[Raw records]

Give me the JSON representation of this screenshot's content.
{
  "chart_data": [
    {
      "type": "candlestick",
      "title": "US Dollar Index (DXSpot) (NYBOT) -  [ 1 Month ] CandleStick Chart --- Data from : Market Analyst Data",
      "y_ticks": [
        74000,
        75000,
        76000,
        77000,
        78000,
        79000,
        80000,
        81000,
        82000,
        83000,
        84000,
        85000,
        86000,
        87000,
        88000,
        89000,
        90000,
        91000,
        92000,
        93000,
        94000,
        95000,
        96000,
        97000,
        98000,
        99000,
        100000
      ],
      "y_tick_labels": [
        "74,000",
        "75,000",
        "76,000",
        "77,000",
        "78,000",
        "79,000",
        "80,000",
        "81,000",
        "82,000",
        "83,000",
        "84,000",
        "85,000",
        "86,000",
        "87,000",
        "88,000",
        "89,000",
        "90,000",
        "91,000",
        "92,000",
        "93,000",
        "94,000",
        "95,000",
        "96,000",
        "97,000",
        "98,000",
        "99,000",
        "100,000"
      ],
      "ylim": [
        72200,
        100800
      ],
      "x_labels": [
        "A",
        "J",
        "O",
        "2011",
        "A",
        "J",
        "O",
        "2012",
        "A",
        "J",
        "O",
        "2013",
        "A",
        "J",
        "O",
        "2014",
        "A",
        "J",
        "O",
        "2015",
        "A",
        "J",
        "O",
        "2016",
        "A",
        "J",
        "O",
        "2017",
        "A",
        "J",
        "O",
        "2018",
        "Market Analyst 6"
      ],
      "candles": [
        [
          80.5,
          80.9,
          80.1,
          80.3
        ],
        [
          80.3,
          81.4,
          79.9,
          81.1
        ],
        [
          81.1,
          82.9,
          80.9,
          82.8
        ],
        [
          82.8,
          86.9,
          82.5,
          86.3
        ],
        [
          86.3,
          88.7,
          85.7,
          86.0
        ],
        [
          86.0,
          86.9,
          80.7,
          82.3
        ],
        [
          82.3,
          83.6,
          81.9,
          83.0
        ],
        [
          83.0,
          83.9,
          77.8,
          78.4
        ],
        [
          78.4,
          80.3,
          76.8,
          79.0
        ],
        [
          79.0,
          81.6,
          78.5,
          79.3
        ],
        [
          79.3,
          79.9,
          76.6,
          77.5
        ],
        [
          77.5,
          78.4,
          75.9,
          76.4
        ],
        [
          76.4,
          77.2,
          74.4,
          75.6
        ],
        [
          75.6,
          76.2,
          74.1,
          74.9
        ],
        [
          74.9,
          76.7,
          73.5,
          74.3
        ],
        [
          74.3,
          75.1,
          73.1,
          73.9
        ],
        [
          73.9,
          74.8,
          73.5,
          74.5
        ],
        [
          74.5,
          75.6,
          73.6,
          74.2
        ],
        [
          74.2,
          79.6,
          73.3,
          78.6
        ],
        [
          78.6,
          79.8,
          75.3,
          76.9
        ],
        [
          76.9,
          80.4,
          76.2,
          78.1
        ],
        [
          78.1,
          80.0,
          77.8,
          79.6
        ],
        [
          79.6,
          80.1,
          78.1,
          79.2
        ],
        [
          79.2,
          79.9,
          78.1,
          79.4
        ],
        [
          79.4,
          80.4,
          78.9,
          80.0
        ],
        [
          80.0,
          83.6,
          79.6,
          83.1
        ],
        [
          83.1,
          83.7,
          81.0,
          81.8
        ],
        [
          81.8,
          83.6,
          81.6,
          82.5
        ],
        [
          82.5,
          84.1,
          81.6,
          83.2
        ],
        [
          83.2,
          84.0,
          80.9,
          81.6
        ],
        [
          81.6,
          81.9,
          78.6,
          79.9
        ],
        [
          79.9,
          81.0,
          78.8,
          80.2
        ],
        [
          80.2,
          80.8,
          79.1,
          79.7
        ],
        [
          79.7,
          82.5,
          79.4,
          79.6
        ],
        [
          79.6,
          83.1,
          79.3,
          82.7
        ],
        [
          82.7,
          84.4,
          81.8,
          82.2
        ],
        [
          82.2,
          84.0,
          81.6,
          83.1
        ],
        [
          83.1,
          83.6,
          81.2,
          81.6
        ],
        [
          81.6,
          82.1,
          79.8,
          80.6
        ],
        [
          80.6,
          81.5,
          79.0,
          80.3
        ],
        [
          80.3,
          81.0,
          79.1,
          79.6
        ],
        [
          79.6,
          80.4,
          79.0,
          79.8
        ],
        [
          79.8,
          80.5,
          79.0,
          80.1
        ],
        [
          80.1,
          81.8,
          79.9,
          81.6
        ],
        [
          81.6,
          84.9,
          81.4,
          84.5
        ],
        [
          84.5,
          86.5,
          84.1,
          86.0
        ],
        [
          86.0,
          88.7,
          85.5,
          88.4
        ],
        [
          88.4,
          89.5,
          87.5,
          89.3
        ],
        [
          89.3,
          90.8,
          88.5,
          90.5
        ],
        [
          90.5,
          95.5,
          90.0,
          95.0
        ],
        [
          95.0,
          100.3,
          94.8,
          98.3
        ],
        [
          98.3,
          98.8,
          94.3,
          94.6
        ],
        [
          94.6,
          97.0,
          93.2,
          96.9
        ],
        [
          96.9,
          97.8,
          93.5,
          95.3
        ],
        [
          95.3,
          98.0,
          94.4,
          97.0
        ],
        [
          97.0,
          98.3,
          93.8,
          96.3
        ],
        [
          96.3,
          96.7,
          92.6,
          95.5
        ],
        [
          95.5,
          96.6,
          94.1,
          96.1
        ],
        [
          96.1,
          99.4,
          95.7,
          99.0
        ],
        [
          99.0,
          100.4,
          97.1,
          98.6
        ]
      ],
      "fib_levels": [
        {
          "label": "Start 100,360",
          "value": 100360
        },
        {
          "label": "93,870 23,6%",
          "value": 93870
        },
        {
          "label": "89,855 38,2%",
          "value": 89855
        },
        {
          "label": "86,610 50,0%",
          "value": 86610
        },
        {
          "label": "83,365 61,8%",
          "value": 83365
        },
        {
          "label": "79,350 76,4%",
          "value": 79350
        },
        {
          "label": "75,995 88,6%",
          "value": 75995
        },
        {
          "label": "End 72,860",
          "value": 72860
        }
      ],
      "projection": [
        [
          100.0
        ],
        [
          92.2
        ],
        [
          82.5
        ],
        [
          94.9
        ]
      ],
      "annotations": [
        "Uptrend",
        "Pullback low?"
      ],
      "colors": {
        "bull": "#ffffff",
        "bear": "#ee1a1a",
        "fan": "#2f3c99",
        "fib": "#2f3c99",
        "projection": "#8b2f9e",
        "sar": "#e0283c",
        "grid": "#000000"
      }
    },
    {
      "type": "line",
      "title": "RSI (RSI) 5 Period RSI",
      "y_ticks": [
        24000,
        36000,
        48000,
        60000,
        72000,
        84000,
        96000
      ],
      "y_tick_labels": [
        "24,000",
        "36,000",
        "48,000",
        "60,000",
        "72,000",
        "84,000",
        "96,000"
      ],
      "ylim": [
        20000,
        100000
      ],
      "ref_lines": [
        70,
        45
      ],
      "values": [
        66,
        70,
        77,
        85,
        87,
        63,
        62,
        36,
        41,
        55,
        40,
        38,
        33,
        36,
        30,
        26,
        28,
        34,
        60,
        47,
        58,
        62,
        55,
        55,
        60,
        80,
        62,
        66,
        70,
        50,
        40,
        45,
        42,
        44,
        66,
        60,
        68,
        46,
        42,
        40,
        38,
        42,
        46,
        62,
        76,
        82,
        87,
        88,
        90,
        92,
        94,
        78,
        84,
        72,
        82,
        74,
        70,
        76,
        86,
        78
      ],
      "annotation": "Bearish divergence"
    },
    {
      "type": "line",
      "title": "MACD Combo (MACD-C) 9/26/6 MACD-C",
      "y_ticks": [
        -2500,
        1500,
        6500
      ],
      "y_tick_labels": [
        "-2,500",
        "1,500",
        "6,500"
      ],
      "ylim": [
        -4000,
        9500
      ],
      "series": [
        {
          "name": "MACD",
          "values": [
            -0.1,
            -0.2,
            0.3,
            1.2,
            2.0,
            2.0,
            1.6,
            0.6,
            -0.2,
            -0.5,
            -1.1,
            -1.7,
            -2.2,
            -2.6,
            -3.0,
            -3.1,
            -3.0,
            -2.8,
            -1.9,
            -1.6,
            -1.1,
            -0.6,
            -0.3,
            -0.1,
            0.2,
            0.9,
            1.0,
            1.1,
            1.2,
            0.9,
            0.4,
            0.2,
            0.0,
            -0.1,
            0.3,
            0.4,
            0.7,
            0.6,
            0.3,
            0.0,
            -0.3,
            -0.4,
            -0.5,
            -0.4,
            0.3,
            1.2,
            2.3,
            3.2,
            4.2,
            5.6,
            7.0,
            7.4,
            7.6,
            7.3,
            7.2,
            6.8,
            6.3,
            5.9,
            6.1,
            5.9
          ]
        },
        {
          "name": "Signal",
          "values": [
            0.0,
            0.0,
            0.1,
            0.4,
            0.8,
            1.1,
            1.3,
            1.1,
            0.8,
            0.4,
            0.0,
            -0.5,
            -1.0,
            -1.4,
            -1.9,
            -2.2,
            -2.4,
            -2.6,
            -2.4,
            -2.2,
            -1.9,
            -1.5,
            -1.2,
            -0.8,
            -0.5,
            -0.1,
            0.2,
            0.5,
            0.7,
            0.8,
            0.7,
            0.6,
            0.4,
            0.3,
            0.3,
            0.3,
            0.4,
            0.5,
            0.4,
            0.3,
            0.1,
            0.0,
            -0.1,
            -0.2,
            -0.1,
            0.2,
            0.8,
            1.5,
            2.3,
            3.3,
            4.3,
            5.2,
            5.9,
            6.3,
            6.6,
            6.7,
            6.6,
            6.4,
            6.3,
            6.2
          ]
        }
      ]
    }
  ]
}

Aim: Gather from the entries above all lines that include the string "MACD".

Written solution:
      "title": "MACD Combo (MACD-C) 9/26/6 MACD-C",
          "name": "MACD",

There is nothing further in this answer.